• **Objective**: From the listing below, extract each line containing the string "องยโสธร".

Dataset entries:

--- begin ---

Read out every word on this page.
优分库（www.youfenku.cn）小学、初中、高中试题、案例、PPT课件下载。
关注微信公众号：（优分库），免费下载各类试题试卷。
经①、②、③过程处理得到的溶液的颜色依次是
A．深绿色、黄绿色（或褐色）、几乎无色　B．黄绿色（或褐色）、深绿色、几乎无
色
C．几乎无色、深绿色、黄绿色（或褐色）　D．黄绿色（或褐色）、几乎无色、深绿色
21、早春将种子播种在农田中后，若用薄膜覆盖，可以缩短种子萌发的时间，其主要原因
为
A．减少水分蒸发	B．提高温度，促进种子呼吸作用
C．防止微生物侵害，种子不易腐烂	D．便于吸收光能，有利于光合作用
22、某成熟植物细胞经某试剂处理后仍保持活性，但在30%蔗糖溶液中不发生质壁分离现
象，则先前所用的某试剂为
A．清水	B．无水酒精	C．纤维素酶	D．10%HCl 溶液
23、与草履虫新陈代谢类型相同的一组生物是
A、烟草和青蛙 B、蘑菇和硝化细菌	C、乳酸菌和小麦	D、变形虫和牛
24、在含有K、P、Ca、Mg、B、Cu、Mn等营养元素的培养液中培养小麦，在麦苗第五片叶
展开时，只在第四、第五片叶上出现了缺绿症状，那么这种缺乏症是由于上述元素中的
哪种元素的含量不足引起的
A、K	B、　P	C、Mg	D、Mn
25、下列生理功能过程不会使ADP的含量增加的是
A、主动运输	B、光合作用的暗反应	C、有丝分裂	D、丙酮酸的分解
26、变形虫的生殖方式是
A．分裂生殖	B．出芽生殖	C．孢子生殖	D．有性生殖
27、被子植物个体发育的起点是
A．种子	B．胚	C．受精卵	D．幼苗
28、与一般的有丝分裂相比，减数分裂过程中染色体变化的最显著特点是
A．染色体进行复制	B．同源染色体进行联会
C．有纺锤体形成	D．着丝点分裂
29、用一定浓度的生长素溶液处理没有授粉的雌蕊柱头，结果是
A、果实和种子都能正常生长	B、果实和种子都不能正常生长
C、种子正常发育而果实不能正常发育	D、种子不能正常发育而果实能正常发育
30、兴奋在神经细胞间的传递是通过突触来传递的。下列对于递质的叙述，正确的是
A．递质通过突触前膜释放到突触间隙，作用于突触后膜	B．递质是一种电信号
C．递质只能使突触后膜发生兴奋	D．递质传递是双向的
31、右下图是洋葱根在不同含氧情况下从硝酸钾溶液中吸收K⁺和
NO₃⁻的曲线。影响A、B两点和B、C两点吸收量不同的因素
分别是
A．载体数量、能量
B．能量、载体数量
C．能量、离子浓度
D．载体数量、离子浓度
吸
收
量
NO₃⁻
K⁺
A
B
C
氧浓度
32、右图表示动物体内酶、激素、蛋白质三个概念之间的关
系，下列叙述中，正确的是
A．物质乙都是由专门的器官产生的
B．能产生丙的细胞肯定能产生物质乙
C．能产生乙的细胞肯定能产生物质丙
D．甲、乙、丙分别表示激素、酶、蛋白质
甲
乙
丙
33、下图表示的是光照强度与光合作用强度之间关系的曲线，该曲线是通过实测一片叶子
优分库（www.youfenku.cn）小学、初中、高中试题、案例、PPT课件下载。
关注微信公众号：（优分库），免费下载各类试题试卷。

--- end ---
--- begin ---

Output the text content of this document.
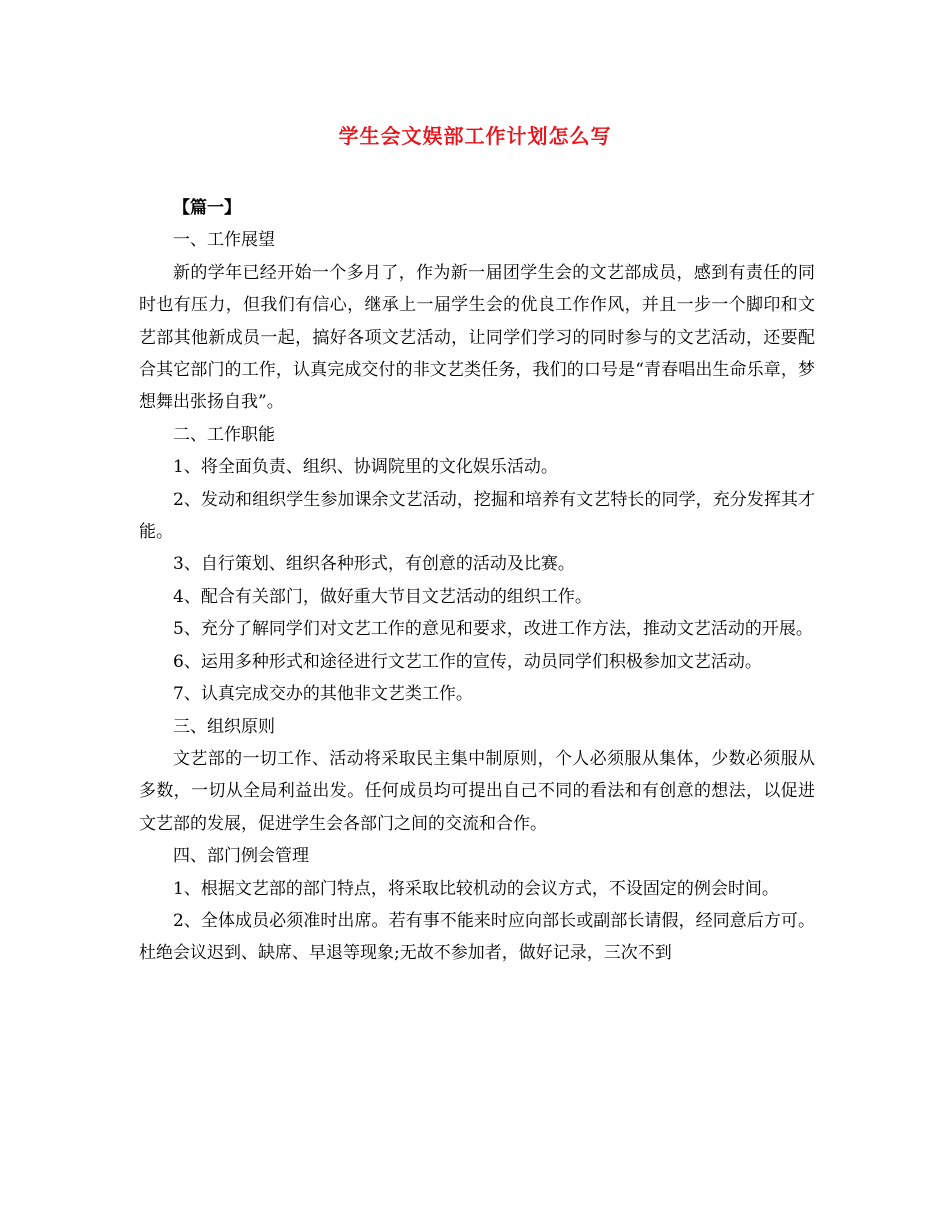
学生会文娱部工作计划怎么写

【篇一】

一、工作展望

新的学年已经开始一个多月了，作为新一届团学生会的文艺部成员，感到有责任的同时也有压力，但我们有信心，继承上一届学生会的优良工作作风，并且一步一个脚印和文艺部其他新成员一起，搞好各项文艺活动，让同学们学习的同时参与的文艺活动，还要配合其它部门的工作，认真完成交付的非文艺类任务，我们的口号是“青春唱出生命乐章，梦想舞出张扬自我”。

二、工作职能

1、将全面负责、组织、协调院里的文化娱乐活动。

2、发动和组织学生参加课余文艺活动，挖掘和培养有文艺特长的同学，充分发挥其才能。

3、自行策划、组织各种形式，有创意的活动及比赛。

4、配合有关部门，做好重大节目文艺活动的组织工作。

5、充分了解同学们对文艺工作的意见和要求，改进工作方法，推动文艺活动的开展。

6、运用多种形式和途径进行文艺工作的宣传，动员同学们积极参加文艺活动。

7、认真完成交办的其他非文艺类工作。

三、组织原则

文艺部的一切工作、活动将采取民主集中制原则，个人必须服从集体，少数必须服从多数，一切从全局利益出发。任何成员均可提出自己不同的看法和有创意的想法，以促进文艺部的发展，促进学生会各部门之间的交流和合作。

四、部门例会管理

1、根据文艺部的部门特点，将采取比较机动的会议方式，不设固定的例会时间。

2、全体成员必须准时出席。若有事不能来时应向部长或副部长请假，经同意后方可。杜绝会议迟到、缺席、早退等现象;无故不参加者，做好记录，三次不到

--- end ---
--- begin ---

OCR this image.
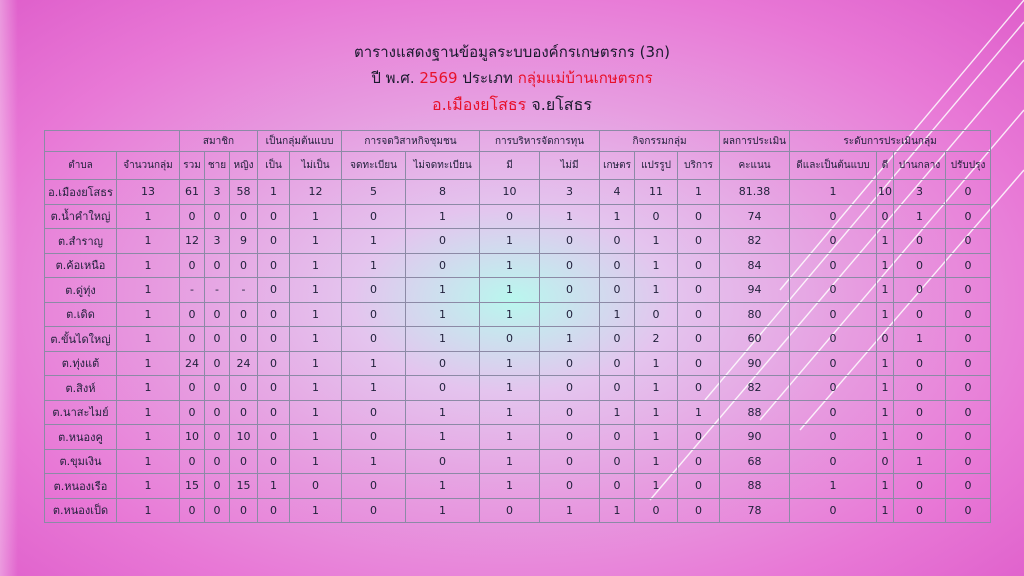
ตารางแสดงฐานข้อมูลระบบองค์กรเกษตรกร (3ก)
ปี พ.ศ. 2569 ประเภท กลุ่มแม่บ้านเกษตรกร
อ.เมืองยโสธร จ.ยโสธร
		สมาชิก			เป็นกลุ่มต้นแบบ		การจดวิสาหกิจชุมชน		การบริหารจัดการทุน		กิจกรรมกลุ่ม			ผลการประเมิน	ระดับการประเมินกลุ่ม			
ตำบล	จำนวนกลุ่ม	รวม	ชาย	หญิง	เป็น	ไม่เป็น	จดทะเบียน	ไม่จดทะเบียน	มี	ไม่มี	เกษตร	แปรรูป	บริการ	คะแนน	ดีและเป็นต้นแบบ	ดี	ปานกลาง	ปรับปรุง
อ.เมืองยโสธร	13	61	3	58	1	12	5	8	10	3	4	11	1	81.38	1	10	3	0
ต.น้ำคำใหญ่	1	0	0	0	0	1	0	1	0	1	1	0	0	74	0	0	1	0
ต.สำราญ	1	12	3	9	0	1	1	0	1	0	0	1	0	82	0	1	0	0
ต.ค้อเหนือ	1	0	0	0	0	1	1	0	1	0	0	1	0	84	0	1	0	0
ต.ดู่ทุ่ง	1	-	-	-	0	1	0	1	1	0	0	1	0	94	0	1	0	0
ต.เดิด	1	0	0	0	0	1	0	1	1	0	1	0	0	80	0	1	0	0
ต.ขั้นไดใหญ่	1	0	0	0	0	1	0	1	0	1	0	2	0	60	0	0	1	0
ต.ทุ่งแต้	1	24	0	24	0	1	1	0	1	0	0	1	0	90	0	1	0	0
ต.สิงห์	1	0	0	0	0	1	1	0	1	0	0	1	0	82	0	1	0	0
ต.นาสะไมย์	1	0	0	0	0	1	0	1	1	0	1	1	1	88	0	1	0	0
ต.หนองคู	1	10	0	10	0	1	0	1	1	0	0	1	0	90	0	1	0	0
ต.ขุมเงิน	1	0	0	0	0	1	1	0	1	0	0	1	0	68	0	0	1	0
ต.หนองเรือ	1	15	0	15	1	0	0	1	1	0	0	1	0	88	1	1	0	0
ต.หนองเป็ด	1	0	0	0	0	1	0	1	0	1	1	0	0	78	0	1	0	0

--- end ---

• **Result for this task**:
อ.เมืองยโสธร จ.ยโสธร
อ.เมืองยโสธร	13	61	3	58	1	12	5	8	10	3	4	11	1	81.38	1	10	3	0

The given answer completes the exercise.